WHAT TO WORK ON
Copy all lines below exactly as written. Leave pictures out.

* Start DATA PROVIDED *

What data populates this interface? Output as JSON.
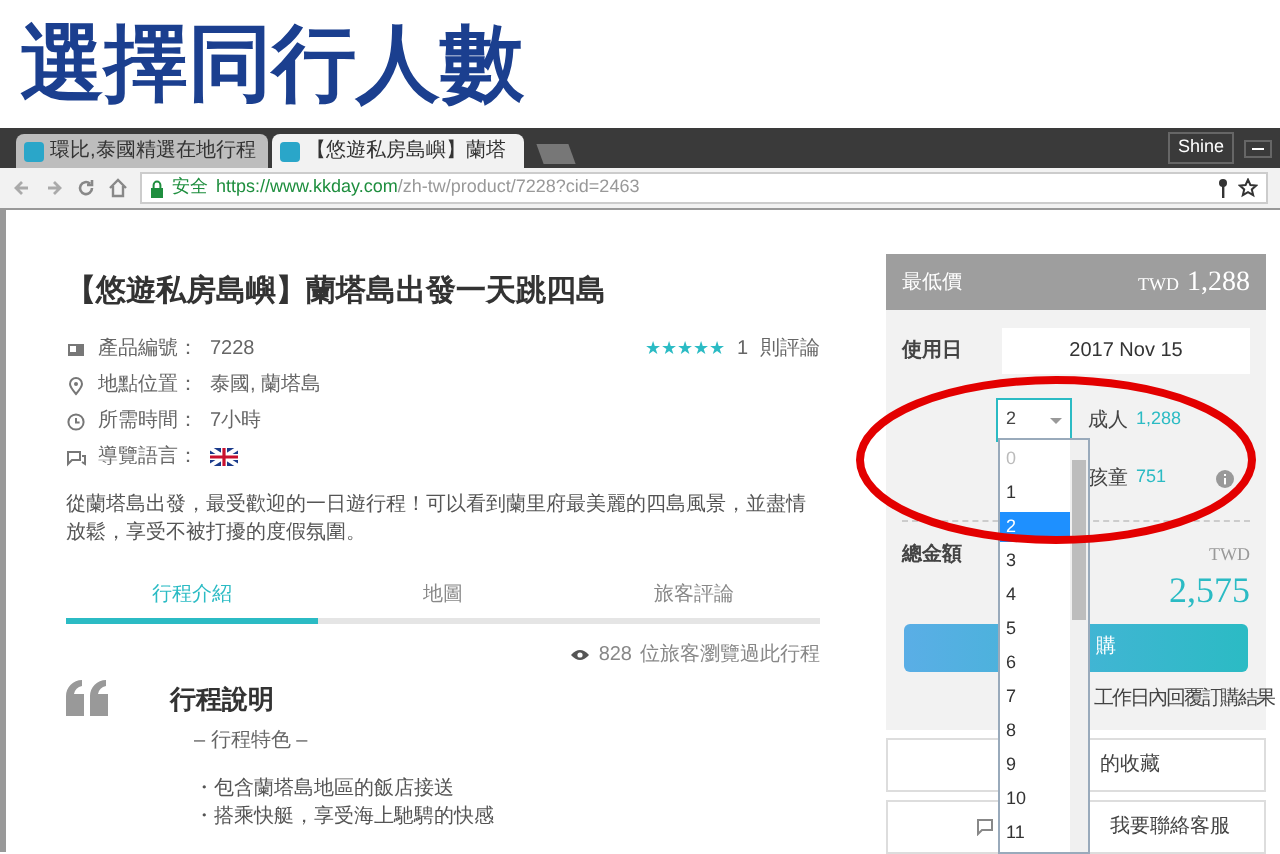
{
  "banner": {
    "title": "選擇同行人數"
  },
  "browser": {
    "tabs": [
      {
        "label": "環比,泰國精選在地行程",
        "selected": false
      },
      {
        "label": "【悠遊私房島嶼】蘭塔",
        "selected": true
      }
    ],
    "user": "Shine",
    "security_label": "安全",
    "url_host": "https://www.kkday.com",
    "url_path": "/zh-tw/product/7228?cid=2463"
  },
  "product": {
    "title": "【悠遊私房島嶼】蘭塔島出發一天跳四島",
    "stars": 5,
    "review_count": "1",
    "review_label": "則評論",
    "details": [
      {
        "kind": "id",
        "label": "產品編號：",
        "value": "7228"
      },
      {
        "kind": "location",
        "label": "地點位置：",
        "value": "泰國, 蘭塔島"
      },
      {
        "kind": "time",
        "label": "所需時間：",
        "value": "7小時"
      },
      {
        "kind": "language",
        "label": "導覽語言："
      }
    ],
    "description": "從蘭塔島出發，最受歡迎的一日遊行程！可以看到蘭里府最美麗的四島風景，並盡情放鬆，享受不被打擾的度假氛圍。",
    "tabs": [
      {
        "label": "行程介紹",
        "selected": true
      },
      {
        "label": "地圖",
        "selected": false
      },
      {
        "label": "旅客評論",
        "selected": false
      }
    ],
    "views": "828",
    "views_label": "位旅客瀏覽過此行程",
    "section_title": "行程說明",
    "section_subtitle": "– 行程特色 –",
    "bullets": [
      "・包含蘭塔島地區的飯店接送",
      "・搭乘快艇，享受海上馳騁的快感"
    ]
  },
  "booking": {
    "lowest_label": "最低價",
    "currency": "TWD",
    "lowest_price": "1,288",
    "date_label": "使用日",
    "date": "2017 Nov 15",
    "quantities": [
      {
        "label": "成人",
        "price": "1,288",
        "value": "2"
      },
      {
        "label": "孩童",
        "price": "751"
      }
    ],
    "total_label": "總金額",
    "total_currency": "TWD",
    "total": "2,575",
    "book_button": "購",
    "note": "工作日內回覆訂購結果",
    "links": [
      {
        "kind": "favorite",
        "label": "的收藏"
      },
      {
        "kind": "chat",
        "label": "我要聯絡客服"
      }
    ]
  },
  "dropdown": {
    "options": [
      {
        "label": "0",
        "selected": false,
        "disabled": true
      },
      {
        "label": "1",
        "selected": false,
        "disabled": false
      },
      {
        "label": "2",
        "selected": true,
        "disabled": false
      },
      {
        "label": "3",
        "selected": false,
        "disabled": false
      },
      {
        "label": "4",
        "selected": false,
        "disabled": false
      },
      {
        "label": "5",
        "selected": false,
        "disabled": false
      },
      {
        "label": "6",
        "selected": false,
        "disabled": false
      },
      {
        "label": "7",
        "selected": false,
        "disabled": false
      },
      {
        "label": "8",
        "selected": false,
        "disabled": false
      },
      {
        "label": "9",
        "selected": false,
        "disabled": false
      },
      {
        "label": "10",
        "selected": false,
        "disabled": false
      },
      {
        "label": "11",
        "selected": false,
        "disabled": false
      }
    ]
  }
}
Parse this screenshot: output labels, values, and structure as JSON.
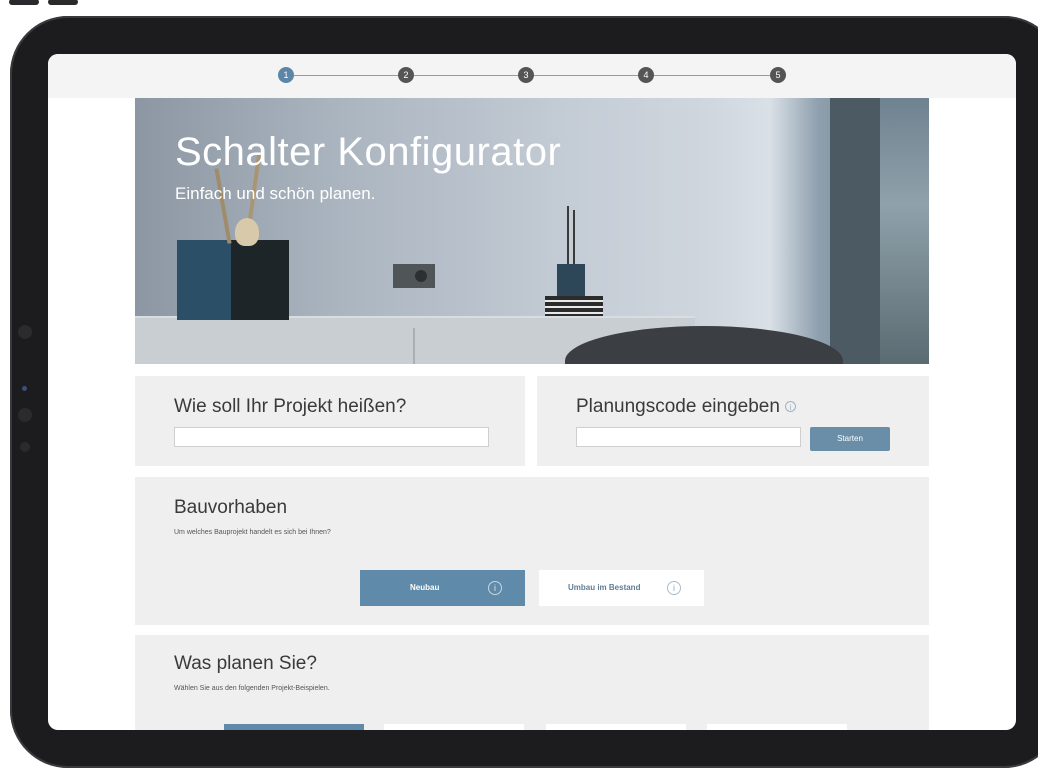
{
  "steps": [
    "1",
    "2",
    "3",
    "4",
    "5"
  ],
  "active_step": 1,
  "hero": {
    "title": "Schalter Konfigurator",
    "subtitle": "Einfach und schön planen."
  },
  "project": {
    "title": "Wie soll Ihr Projekt heißen?",
    "value": ""
  },
  "code": {
    "title": "Planungscode eingeben",
    "info_icon": "i",
    "value": "",
    "button": "Starten"
  },
  "bauvorhaben": {
    "title": "Bauvorhaben",
    "description": "Um welches Bauprojekt handelt es sich bei Ihnen?",
    "options": [
      {
        "label": "Neubau",
        "icon": "i",
        "selected": true
      },
      {
        "label": "Umbau im Bestand",
        "icon": "i",
        "selected": false
      }
    ]
  },
  "planen": {
    "title": "Was planen Sie?",
    "description": "Wählen Sie aus den folgenden Projekt-Beispielen."
  },
  "colors": {
    "accent": "#5d86a6",
    "panel": "#efefef",
    "button": "#6a8ea8"
  }
}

* End DATA PROVIDED *

EXERCISE OUTPUT
What data populates this interface? Output as JSON.
{
  "banner": {
    "title": "選擇同行人數"
  },
  "browser": {
    "tabs": [
      {
        "label": "環比,泰國精選在地行程",
        "selected": false
      },
      {
        "label": "【悠遊私房島嶼】蘭塔",
        "selected": true
      }
    ],
    "user": "Shine",
    "security_label": "安全",
    "url_host": "https://www.kkday.com",
    "url_path": "/zh-tw/product/7228?cid=2463"
  },
  "product": {
    "title": "【悠遊私房島嶼】蘭塔島出發一天跳四島",
    "stars": 5,
    "review_count": "1",
    "review_label": "則評論",
    "details": [
      {
        "kind": "id",
        "label": "產品編號：",
        "value": "7228"
      },
      {
        "kind": "location",
        "label": "地點位置：",
        "value": "泰國, 蘭塔島"
      },
      {
        "kind": "time",
        "label": "所需時間：",
        "value": "7小時"
      },
      {
        "kind": "language",
        "label": "導覽語言："
      }
    ],
    "description": "從蘭塔島出發，最受歡迎的一日遊行程！可以看到蘭里府最美麗的四島風景，並盡情放鬆，享受不被打擾的度假氛圍。",
    "tabs": [
      {
        "label": "行程介紹",
        "selected": true
      },
      {
        "label": "地圖",
        "selected": false
      },
      {
        "label": "旅客評論",
        "selected": false
      }
    ],
    "views": "828",
    "views_label": "位旅客瀏覽過此行程",
    "section_title": "行程說明",
    "section_subtitle": "– 行程特色 –",
    "bullets": [
      "・包含蘭塔島地區的飯店接送",
      "・搭乘快艇，享受海上馳騁的快感"
    ]
  },
  "booking": {
    "lowest_label": "最低價",
    "currency": "TWD",
    "lowest_price": "1,288",
    "date_label": "使用日",
    "date": "2017 Nov 15",
    "quantities": [
      {
        "label": "成人",
        "price": "1,288",
        "value": "2"
      },
      {
        "label": "孩童",
        "price": "751"
      }
    ],
    "total_label": "總金額",
    "total_currency": "TWD",
    "total": "2,575",
    "book_button": "購",
    "note": "工作日內回覆訂購結果",
    "links": [
      {
        "kind": "favorite",
        "label": "的收藏"
      },
      {
        "kind": "chat",
        "label": "我要聯絡客服"
      }
    ]
  },
  "dropdown": {
    "options": [
      {
        "label": "0",
        "selected": false,
        "disabled": true
      },
      {
        "label": "1",
        "selected": false,
        "disabled": false
      },
      {
        "label": "2",
        "selected": true,
        "disabled": false
      },
      {
        "label": "3",
        "selected": false,
        "disabled": false
      },
      {
        "label": "4",
        "selected": false,
        "disabled": false
      },
      {
        "label": "5",
        "selected": false,
        "disabled": false
      },
      {
        "label": "6",
        "selected": false,
        "disabled": false
      },
      {
        "label": "7",
        "selected": false,
        "disabled": false
      },
      {
        "label": "8",
        "selected": false,
        "disabled": false
      },
      {
        "label": "9",
        "selected": false,
        "disabled": false
      },
      {
        "label": "10",
        "selected": false,
        "disabled": false
      },
      {
        "label": "11",
        "selected": false,
        "disabled": false
      }
    ]
  }
}
Parse this screenshot: output labels, values, and structure as JSON.
{
  "steps": [
    "1",
    "2",
    "3",
    "4",
    "5"
  ],
  "active_step": 1,
  "hero": {
    "title": "Schalter Konfigurator",
    "subtitle": "Einfach und schön planen."
  },
  "project": {
    "title": "Wie soll Ihr Projekt heißen?",
    "value": ""
  },
  "code": {
    "title": "Planungscode eingeben",
    "info_icon": "i",
    "value": "",
    "button": "Starten"
  },
  "bauvorhaben": {
    "title": "Bauvorhaben",
    "description": "Um welches Bauprojekt handelt es sich bei Ihnen?",
    "options": [
      {
        "label": "Neubau",
        "icon": "i",
        "selected": true
      },
      {
        "label": "Umbau im Bestand",
        "icon": "i",
        "selected": false
      }
    ]
  },
  "planen": {
    "title": "Was planen Sie?",
    "description": "Wählen Sie aus den folgenden Projekt-Beispielen."
  },
  "colors": {
    "accent": "#5d86a6",
    "panel": "#efefef",
    "button": "#6a8ea8"
  }
}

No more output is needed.